Instructions to follow: Copy out every line that contains "time".

Task data:

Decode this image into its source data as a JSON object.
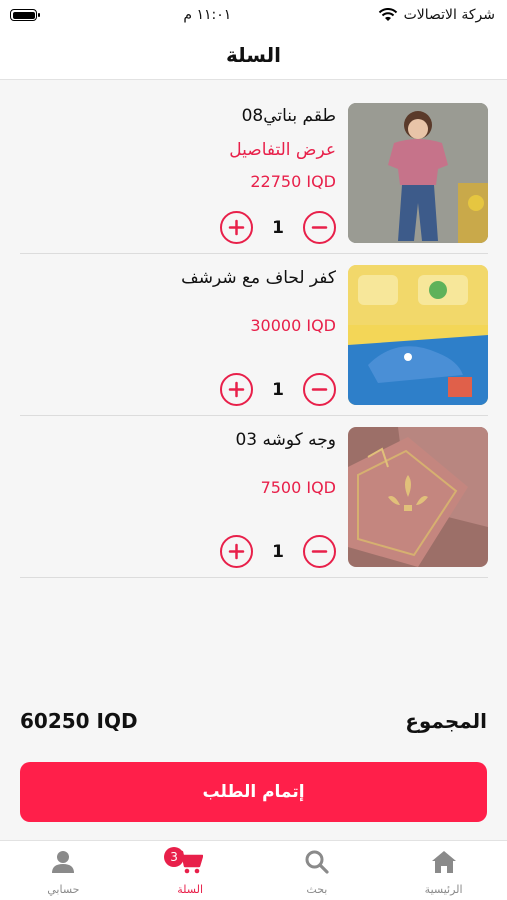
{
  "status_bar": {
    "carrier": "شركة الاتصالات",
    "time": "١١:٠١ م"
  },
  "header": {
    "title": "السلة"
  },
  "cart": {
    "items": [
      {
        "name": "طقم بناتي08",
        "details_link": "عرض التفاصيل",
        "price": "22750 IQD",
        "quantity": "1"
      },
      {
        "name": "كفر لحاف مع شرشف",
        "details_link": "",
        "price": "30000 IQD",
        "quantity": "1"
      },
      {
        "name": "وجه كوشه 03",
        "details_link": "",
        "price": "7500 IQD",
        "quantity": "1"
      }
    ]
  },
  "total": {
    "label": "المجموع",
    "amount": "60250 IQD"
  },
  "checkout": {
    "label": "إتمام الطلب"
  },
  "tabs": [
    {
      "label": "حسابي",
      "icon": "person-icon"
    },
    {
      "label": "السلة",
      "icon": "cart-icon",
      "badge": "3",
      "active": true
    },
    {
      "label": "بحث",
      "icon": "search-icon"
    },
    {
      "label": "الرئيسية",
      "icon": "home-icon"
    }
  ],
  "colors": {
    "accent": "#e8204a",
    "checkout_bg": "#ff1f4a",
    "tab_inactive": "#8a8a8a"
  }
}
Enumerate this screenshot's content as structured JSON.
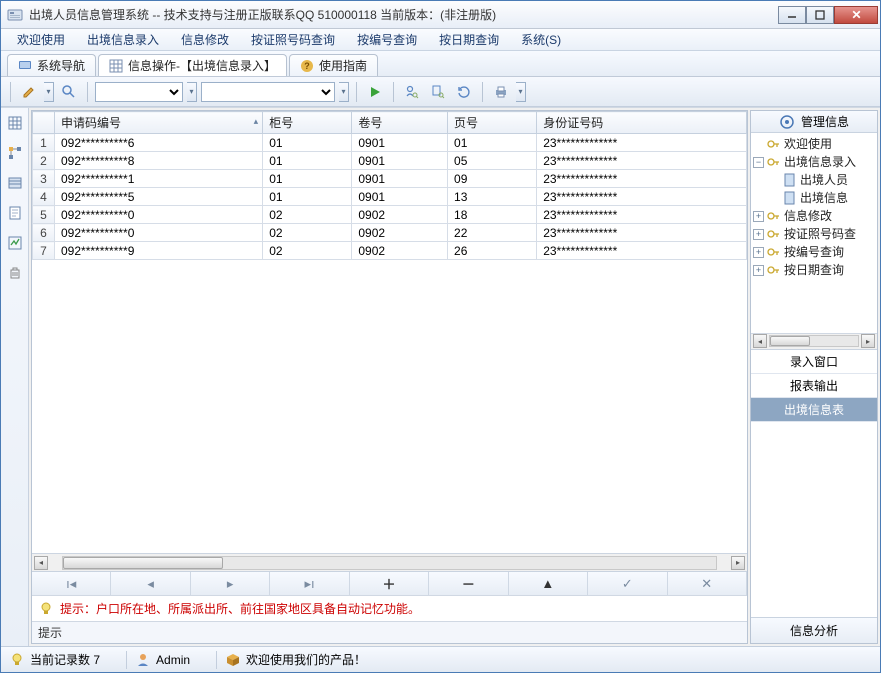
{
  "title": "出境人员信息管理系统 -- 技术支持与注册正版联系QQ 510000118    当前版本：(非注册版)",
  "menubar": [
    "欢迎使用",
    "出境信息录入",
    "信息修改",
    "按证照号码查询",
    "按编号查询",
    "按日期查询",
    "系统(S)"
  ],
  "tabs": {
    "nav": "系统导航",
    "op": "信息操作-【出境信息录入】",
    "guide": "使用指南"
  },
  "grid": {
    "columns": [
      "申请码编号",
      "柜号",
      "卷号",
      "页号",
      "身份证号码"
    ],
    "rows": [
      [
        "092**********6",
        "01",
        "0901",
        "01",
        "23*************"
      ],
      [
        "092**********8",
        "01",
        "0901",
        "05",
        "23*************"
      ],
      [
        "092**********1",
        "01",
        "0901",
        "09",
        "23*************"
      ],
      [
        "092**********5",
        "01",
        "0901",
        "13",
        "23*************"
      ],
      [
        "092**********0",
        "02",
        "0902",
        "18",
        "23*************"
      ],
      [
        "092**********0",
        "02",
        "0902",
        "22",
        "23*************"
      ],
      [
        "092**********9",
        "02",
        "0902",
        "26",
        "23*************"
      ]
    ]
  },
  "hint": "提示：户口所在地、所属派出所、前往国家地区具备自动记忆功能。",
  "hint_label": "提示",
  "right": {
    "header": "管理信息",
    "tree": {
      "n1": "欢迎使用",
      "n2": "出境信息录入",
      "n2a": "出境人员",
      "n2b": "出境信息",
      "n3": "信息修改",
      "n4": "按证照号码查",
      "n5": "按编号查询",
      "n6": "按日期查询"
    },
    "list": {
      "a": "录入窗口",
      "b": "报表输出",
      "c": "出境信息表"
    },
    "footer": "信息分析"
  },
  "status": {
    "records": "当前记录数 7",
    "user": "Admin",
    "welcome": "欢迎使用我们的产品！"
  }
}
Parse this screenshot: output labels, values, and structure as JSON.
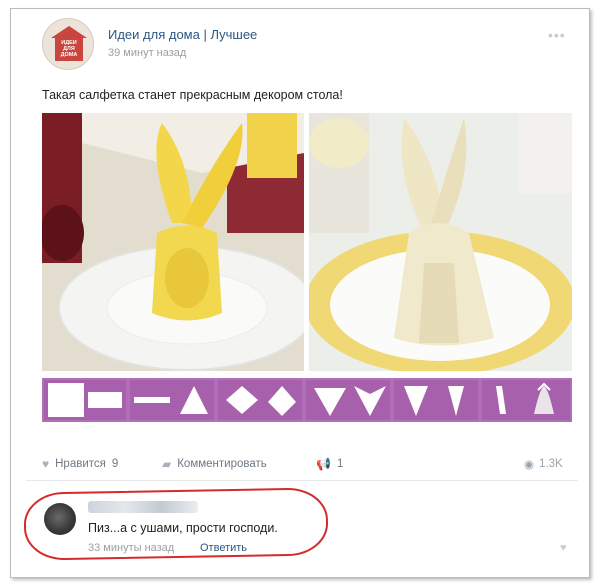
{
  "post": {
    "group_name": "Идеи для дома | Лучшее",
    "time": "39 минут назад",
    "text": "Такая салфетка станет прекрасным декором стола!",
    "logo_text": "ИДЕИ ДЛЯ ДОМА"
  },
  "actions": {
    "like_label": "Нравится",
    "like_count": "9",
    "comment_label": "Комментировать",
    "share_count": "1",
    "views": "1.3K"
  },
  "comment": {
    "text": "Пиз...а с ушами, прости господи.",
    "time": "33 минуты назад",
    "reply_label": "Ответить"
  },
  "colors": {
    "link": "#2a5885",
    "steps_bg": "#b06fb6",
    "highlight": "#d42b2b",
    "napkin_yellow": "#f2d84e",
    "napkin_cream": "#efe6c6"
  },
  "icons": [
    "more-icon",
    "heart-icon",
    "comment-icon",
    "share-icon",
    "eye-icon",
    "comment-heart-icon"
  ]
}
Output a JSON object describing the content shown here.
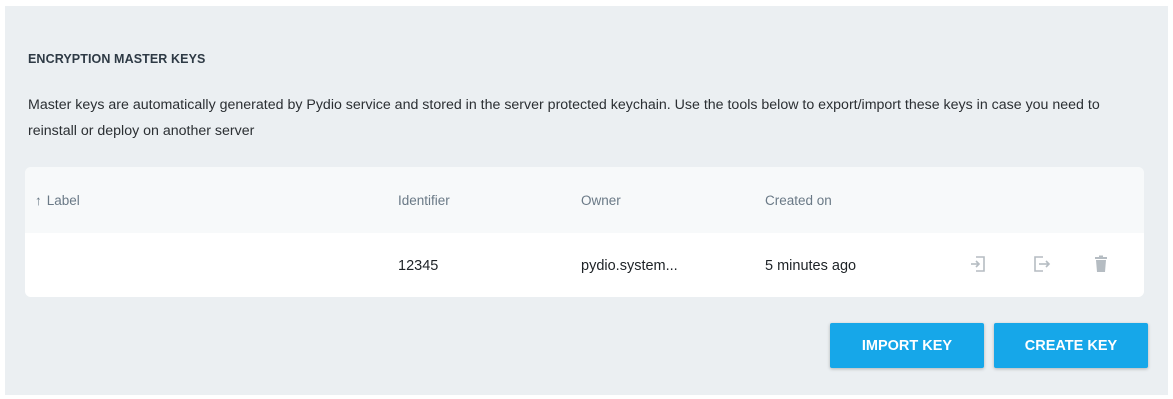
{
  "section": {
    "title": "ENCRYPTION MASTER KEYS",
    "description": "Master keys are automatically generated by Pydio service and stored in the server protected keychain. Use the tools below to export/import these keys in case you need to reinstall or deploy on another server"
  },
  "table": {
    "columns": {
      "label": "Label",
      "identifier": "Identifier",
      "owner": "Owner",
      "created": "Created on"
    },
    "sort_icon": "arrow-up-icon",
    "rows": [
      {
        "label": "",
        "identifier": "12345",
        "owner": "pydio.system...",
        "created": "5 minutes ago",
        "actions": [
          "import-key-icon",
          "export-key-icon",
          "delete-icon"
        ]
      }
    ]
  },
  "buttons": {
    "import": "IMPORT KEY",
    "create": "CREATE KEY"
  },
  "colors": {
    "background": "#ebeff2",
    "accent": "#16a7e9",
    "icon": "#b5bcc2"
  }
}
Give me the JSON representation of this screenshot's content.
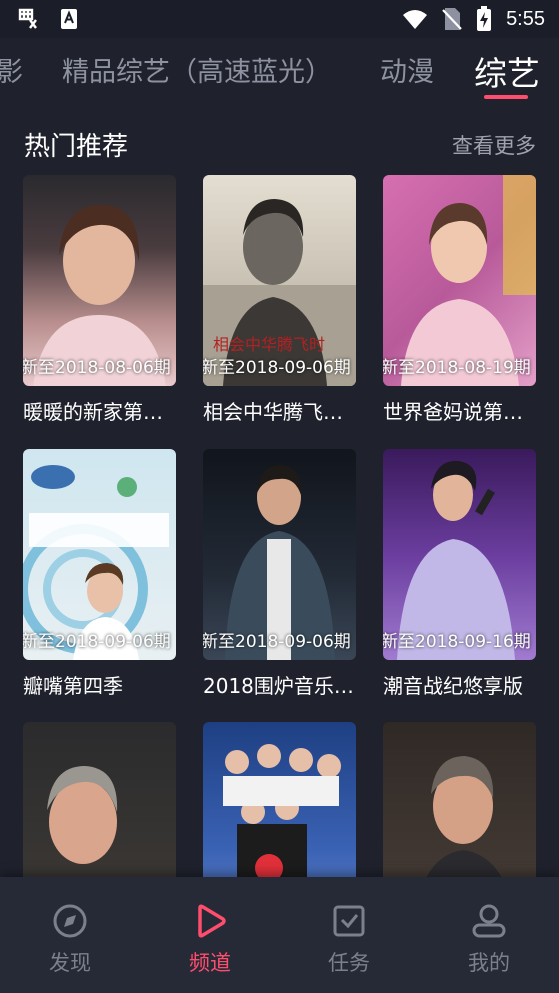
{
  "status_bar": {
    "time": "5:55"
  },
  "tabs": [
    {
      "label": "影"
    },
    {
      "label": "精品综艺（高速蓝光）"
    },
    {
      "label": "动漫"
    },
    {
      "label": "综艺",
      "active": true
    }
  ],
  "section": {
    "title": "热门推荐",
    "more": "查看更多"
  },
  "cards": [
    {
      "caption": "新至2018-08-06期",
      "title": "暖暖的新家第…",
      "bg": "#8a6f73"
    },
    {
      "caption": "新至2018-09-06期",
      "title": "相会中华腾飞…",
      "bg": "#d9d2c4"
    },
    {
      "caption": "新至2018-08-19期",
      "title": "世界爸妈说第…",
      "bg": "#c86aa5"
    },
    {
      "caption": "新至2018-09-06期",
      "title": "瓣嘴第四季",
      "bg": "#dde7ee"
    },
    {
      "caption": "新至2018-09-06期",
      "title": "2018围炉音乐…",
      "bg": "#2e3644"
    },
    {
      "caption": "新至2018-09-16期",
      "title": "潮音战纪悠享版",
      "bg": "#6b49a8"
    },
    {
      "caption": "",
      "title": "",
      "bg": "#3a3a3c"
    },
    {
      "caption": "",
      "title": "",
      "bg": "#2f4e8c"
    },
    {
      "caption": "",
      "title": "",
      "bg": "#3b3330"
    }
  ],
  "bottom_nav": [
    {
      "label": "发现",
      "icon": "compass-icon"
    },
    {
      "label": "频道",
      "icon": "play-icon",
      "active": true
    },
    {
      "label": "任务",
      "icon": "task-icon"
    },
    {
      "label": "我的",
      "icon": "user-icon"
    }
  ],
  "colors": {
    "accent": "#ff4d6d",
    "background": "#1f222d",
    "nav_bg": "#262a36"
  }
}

Solved problem:
    "time": "١١:٠١ م"
    "time": "39 минут назад",
    "time": "33 минуты назад",
    "time": "5:55"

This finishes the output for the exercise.